What this task involves. Give the number of lines in this listing that contain the word "Auswertung", and nothing else.

══ Given information ══

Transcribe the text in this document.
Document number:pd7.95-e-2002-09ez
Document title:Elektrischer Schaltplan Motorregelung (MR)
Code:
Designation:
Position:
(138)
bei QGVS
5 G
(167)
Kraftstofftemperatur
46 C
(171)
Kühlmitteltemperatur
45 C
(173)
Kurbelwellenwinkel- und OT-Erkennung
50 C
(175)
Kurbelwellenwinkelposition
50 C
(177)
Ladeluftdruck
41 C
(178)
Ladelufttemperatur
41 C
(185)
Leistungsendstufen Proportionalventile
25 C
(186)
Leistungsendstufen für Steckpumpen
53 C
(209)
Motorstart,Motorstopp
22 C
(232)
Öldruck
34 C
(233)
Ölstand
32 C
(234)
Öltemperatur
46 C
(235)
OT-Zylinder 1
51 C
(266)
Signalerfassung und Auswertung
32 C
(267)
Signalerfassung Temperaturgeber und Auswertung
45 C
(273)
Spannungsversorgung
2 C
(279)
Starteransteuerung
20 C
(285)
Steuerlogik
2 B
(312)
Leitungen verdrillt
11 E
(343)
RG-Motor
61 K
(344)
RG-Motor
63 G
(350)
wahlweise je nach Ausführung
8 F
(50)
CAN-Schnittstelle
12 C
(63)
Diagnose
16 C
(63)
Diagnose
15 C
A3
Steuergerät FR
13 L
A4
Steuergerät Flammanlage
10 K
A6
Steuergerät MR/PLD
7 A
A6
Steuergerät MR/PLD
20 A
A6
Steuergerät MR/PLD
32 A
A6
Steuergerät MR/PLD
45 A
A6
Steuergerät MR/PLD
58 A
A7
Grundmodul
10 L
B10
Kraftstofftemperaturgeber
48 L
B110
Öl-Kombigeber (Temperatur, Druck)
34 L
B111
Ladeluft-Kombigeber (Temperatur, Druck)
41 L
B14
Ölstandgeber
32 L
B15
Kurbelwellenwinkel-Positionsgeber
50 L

═══

Result of the exercise. 2